2.1. The Apex court found two errors in the said findings and held :
i. “ First error is that the High Court did not examine the case with a view to find out as to whether the allegations made in the complaint
prima facie make out the offences falling under Sections 323, 379 read with Section 34 IPC or not."
“Instead the High Court in Para 6 gave importance to the fact that since there was a dispute pending between the parties in the Civil Court in relation to a shop as being landlord and tenant, it is essentially a civil dispute between the
"The High Court failed to see that mere pendency of a civil suit is not an answer to the question as to whether a case under Sections 323, 379 read with Section 34 IPC is made out against respondent Nos. 2 and 3 or not."
ii. "The second error is that the High Court in para 6 held that there are contradictions in the statements of the witnesses on the point of occurrence."
"In our view, the High Court had no jurisdiction to appreciate the evidence of the proceedings under Section 482 of the Code Of Criminal Procedure, 1973 (for short “Cr.P.C.”) because whether there are contradictions or/and inconsistencies in the statements of the witnesses is essentially an issue relating to appreciation of evidence and the same can be gone into by the Judicial Magistrate during trial when the entire evidence is adduced by the parties. That stage is yet to come in this case."
3. In Criminal Appeal No. 255 of 2019 , decided on 12th. Feb. 2019, the Hon’ble Supreme Court refered to 2015 (3) SCC 424, 2002 (3) SCC 89 and 2006 (6) SCC 736, and observed and held :
"... Criminal complaints cannot be quashed only on the ground that the allegations made therein appear to be of a civil nature. If the ingredients of the offence alleged against the accused are prima facie made out in the complaint, the criminal proceeding shall not be interdicted."

** DATA SHOWN **
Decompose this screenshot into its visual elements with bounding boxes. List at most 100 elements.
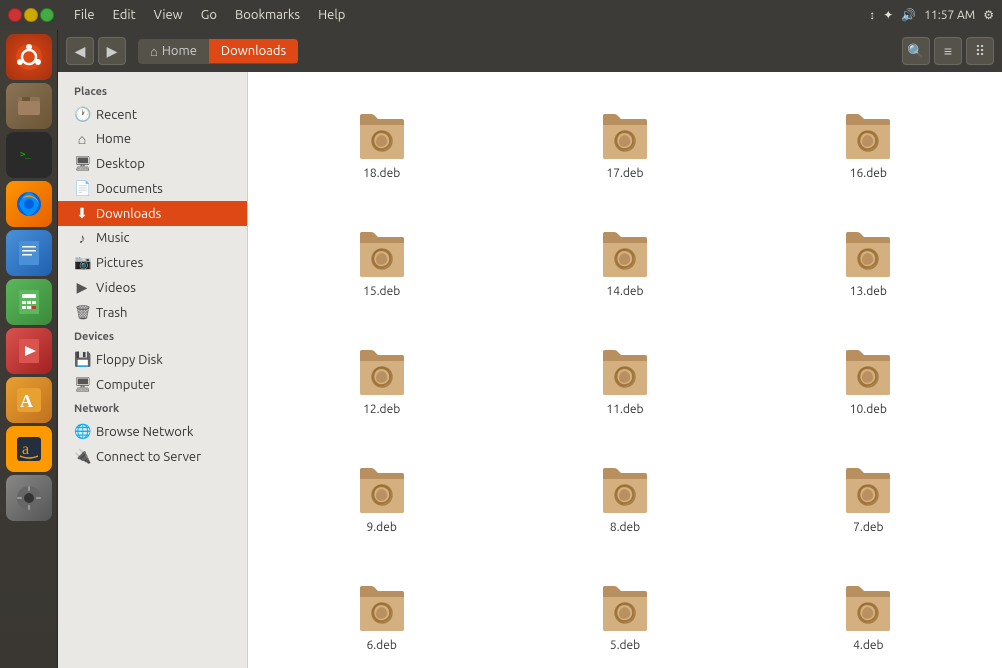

** TASKS FOR THIS EXERCISE **
**1.** According to the excerpt on the Supreme Court's rulings, who may go into contradictions in the witnesses' statements, and at what stage?
**2.** Pick up the excerpt on the Supreme Court's rulings about quashing criminal complaints after its final sentence and continue it.

** SOLVED TASKS **
**1.** The Judicial Magistrate, during trial, when the entire evidence is adduced by the parties.

**2.**
4. In AIR 2000 SC 1869 , the Hon’ble Supreme Court observed held as under:
“Exercise of jurisdiction under the inherent power as envisaged in Section 482 of the Code to have the complaint or the charge-sheet quashed is an exception rather a rule and the case for quashing at the initial stage must have to be treated as rarest of rare so as not to scuttle the prosecution. With the lodgment of First Information Report the ball is set to roll and thenceforth the law takes its own course and the investigation ensues in accordance with the provisions of law. The jurisdiction as such is rather limited and restricted and its undue expansion is neither practicable nor warranted. In the event, however, the court on perusal of the complaint comes to a conclusion that the allegations leveled in the complaint or charge-sheet on the face of it does not constitute or disclose any offence as alleged, there ought not to be any hesitation to rise upto the expectation of the people and deal with the situation as is required under the law.
Frustrated litigants ought not to be indulged to give vent to their vindictiveness through a legal process and such an investigation ought not to be allowed to be continued since the same is opposed to the concept of justice, which is paramount."
" Needless to record however and it being a settled principle of law that to exercise powers under Section 482 of the Code, the complaint in its entirety shall have to be examined on the basis of the allegation made in the complaint and the High Court at that stage has no authority or jurisdiction to go into the matter or examine its correctness. Whatever appears on the face of the complaint shall be taken into consideration without any critical examination of the same. But the offence ought to appear ex facie on the complaint."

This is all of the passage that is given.